═════ INFORMATION PROVIDED ═════
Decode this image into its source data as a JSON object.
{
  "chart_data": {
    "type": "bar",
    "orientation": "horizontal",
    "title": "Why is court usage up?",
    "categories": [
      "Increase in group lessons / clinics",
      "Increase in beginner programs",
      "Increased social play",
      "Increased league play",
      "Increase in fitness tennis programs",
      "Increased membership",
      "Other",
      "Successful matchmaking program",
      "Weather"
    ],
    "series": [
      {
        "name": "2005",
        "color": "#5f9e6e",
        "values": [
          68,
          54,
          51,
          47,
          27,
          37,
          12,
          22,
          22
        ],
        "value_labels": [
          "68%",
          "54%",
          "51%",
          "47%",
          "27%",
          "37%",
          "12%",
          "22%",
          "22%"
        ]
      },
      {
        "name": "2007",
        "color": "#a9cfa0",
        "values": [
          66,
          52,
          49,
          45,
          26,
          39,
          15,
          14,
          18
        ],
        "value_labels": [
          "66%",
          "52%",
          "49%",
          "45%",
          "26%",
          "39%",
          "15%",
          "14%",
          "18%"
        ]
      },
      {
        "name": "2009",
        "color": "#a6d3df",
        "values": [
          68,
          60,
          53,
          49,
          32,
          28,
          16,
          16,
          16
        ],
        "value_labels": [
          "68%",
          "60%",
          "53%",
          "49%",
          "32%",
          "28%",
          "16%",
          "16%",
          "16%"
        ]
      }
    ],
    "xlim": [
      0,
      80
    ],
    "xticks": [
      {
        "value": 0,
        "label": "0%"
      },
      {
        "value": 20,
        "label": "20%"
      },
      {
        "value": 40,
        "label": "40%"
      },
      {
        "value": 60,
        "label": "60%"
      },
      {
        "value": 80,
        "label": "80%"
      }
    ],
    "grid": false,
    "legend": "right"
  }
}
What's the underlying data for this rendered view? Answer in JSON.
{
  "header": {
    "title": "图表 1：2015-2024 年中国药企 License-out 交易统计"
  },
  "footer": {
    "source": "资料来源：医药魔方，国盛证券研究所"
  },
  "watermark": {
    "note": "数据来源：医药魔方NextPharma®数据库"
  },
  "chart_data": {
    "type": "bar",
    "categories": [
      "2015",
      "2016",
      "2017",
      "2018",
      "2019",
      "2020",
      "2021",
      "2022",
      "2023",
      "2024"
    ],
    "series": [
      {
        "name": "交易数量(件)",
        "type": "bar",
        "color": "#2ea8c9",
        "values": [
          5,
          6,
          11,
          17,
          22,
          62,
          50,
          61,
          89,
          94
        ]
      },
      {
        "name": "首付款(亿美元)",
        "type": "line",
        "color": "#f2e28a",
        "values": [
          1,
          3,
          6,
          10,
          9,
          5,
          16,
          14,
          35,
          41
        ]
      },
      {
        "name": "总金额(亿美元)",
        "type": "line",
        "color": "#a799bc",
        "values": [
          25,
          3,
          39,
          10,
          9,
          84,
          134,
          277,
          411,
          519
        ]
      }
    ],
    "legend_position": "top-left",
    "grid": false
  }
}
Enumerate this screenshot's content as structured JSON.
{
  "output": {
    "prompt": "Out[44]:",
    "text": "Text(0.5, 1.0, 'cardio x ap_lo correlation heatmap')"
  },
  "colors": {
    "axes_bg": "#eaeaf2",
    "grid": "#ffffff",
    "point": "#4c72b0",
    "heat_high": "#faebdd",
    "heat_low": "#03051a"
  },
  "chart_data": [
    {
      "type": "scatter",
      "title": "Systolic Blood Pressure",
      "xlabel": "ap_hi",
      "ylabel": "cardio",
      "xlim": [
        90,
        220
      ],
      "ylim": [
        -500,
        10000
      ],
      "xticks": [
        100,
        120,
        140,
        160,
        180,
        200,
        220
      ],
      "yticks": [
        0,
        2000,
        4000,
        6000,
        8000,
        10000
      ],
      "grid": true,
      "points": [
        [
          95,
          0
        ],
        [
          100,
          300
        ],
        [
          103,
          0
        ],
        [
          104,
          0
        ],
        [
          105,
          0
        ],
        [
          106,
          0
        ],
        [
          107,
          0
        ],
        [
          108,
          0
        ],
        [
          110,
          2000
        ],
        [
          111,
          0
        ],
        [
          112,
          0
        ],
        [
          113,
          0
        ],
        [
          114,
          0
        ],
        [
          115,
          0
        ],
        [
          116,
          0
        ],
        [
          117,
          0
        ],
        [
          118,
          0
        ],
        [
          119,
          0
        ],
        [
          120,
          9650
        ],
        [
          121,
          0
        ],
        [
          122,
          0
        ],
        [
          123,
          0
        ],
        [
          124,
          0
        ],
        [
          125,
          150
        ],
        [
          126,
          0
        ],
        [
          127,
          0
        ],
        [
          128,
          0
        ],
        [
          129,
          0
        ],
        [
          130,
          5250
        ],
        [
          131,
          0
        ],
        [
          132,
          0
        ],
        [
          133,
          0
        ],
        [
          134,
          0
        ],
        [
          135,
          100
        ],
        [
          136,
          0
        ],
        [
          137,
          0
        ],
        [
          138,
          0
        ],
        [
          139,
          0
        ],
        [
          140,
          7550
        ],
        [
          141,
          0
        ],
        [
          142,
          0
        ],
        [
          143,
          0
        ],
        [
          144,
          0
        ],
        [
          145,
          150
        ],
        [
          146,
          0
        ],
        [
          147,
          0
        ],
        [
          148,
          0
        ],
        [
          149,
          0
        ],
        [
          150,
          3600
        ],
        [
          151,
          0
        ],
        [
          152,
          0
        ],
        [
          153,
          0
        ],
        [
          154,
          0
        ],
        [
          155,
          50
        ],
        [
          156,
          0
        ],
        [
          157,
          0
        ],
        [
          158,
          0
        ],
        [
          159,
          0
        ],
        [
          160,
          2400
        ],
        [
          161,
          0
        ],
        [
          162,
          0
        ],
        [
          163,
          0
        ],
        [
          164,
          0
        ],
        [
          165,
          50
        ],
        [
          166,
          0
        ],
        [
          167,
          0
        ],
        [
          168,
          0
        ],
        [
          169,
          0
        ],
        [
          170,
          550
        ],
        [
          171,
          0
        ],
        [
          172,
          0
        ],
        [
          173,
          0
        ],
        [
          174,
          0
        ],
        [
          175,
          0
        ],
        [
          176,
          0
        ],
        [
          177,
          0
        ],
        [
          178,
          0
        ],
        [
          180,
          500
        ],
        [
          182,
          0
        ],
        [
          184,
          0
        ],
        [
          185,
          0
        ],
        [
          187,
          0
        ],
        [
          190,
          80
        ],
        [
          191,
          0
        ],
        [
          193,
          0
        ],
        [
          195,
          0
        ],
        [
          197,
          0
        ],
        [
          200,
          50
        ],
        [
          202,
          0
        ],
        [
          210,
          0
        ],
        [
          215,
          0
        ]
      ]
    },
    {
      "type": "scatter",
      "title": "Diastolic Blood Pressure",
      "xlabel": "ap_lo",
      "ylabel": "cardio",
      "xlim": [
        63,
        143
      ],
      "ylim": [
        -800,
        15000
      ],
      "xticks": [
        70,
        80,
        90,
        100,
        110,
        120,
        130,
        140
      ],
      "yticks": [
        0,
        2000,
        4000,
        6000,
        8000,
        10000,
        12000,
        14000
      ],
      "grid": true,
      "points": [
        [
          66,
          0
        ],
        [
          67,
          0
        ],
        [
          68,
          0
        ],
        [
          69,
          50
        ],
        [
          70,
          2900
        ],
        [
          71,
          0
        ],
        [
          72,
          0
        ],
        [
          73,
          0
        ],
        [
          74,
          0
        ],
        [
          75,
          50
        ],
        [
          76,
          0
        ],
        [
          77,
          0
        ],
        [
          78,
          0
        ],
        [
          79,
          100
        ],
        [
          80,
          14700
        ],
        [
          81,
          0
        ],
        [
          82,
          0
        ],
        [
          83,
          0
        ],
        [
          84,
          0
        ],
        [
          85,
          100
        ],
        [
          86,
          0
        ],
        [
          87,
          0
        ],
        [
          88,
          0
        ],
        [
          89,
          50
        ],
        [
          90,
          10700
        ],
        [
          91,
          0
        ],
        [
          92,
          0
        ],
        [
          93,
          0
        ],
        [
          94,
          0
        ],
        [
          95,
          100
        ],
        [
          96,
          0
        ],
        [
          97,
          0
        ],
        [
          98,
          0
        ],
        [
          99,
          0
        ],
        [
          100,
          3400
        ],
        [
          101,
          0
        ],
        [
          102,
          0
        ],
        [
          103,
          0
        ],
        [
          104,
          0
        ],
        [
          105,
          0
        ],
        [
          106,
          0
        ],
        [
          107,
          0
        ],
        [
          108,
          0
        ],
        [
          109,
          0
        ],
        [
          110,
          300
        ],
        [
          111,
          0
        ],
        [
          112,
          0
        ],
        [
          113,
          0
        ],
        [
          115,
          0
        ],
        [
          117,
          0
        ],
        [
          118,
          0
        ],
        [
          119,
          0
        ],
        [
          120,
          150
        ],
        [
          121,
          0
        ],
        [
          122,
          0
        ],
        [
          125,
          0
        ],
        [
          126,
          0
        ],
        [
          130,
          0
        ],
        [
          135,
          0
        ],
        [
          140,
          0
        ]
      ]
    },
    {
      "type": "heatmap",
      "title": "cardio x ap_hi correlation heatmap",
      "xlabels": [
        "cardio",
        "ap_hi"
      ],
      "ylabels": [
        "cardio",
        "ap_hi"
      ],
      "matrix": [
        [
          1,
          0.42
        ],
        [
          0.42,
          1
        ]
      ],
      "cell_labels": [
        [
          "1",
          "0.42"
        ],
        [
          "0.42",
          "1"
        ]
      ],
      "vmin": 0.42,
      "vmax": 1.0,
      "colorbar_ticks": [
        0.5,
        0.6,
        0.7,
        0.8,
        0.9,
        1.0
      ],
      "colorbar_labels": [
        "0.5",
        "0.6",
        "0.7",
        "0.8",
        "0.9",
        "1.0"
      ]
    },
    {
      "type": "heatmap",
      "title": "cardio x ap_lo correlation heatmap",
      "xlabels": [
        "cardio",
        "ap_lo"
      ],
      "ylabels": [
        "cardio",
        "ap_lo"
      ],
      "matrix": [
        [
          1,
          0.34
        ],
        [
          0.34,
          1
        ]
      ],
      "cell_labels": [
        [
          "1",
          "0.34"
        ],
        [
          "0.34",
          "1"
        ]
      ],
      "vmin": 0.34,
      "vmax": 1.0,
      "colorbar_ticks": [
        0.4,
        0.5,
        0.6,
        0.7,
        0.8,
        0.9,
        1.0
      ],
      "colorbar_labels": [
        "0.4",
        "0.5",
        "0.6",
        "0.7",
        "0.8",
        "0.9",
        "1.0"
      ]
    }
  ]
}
═════
PROBLEM —
In the entries above, identify every line with the word "correlation". Copy those lines.

EXPECTED ANSWER —
    "text": "Text(0.5, 1.0, 'cardio x ap_lo correlation heatmap')"
      "title": "cardio x ap_hi correlation heatmap",
      "title": "cardio x ap_lo correlation heatmap",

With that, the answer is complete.